- **TASK DESCRIPTION**:
Give the data below again exactly as written, without its pictures.

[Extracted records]
______
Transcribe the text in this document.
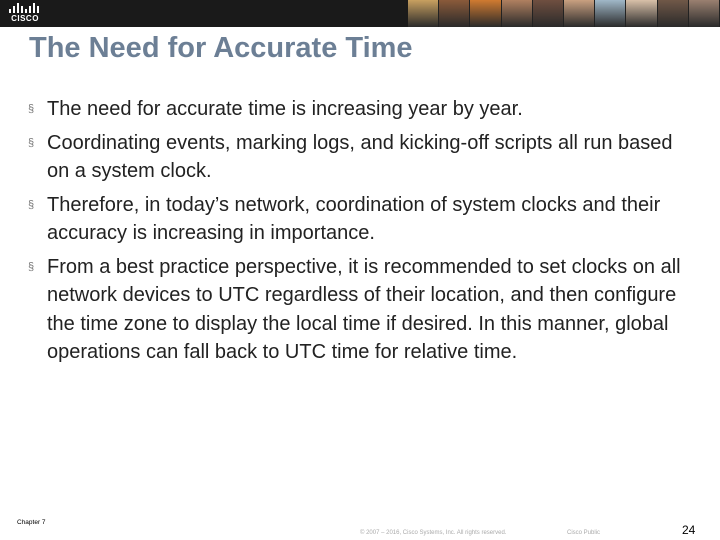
CISCO
The Need for Accurate Time
§ The need for accurate time is increasing year by year.
§ Coordinating events, marking logs, and kicking-off scripts all run based on a system clock.
§ Therefore, in today’s network, coordination of system clocks and their accuracy is increasing in importance.
§ From a best practice perspective, it is recommended to set clocks on all network devices to UTC regardless of their location, and then configure the time zone to display the local time if desired. In this manner, global operations can fall back to UTC time for relative time.
Chapter 7
© 2007 – 2016, Cisco Systems, Inc. All rights reserved.	Cisco Public	24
______
- **IN RESPONSE**:
Transcribe the text in this document.
CISCO
The Need for Accurate Time
§ The need for accurate time is increasing year by year.
§ Coordinating events, marking logs, and kicking-off scripts all run based on a system clock.
§ Therefore, in today’s network, coordination of system clocks and their accuracy is increasing in importance.
§ From a best practice perspective, it is recommended to set clocks on all network devices to UTC regardless of their location, and then configure the time zone to display the local time if desired. In this manner, global operations can fall back to UTC time for relative time.
Chapter 7
© 2007 – 2016, Cisco Systems, Inc. All rights reserved.	Cisco Public	24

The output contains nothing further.